→ **PROBLEM SET**
a. Decide whether each statement agrees with the blog post on life being hard, answering yes or no and quoting the deciding words of the post: (i) the writer searched online for "Life is Hard"; (ii) the writer describes the past year's experiences in detail on the blog; (iii) the writer believes things cannot get any harder.
b. Continue the blog post on life being hard from its final sentence.

→ **SOURCE DOCUMENT**
####
Tuesday, August 25, 2009

Stating the Obvious: Life is Hard

Sadness in The Morning by MarcoIE.

Tonight, I found myself actually Googling "Life is Hard". Isn't that silly? Obvious? Isn't that old news? Isn't that something we've all learned over and over again?

Sure. But it never seems to get easier to accept. I've had some of the most refining experiences of my life in the past year. Most of which are too personal to share anywhere, let alone my blog. I know I must be stronger from these trials. But I'm also exhausted.

I try so hard not to dwell on this unavoidable fact of life-being-hard because I also know how much beauty there is. I try sooooo hard to not overlook the blessings. And I'm also aware that no matter how hard things are....they CAN always get harder. (Man, no wonder my brain feels tired. I analyze....and then over-analyze!)

Anyway, I found this advice as I was Googling how hard life can be. I liked it. I wanted to blog it so I can refer to it. It's from this site:

"There are times when life suddenly casts a shadow before us: we suffer for sins we did not even commit, we go through situations we certainly do not deserve to be in. In such times, we have so many questions throbbing at the back of our minds, but the biggest of them all is “WHY?”
####
→ **MATERIAL SHOWN**
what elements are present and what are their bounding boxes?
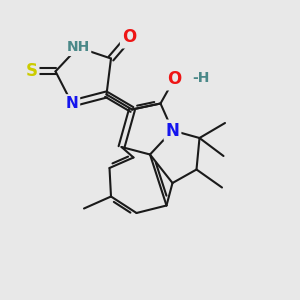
Text: N: N [66, 96, 78, 111]
Text: O: O [122, 28, 136, 46]
Text: -H: -H [193, 71, 210, 85]
Text: NH: NH [66, 40, 90, 54]
Text: O: O [167, 70, 181, 88]
Text: N: N [166, 122, 179, 140]
Text: S: S [26, 62, 38, 80]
####
→ **ANSWER LIST**
a.
(i) Yes: "Tonight, I found myself actually Googling "Life is Hard"."
(ii) No: "Most of which are too personal to share anywhere, let alone my blog."
(iii) No: "they CAN always get harder."

b.
We want to know the reason why we had to go through such excruciating pain. We want to know why we were not able to do anything to prevent the terrible things that happened. We want to know why God failed us, why He let us down at the time we needed Him most.

Yet even after we are able to answer these questions, the pain remains, life stands still, and we can do nothing but wait ‘til everything’s over, until we can move on again like we used to, when our hearts weren’t shattered yet into the thousand lonely pieces they broke into. We then come into answering our second biggest question, and that is “HOW?”

How do we deal with the awful feeling of brokenness? How do we start to move on? How on earth are we ever going to smile again?

Like many people, I’ve been through dark and painful moments in my life as well, moments I wanted to skip, moments when what I really wanted the most is to have my own time machine so I can either go back where I was happy, or fast forward anywhere in the future where I can find myself again. But no machine like that has ever been invented yet, and the only way to move from the terrible place where I stand is to go through the dark tunnel ahead that will lead me towards the new beginning I’m looking forward to.

If you’re willing to go through that dark tunnel with me, let us begin. Let us try to answer the only question that can lead us into a better place. How indeed can we ever deal with our grief?

1. Accept the challenge and do my best.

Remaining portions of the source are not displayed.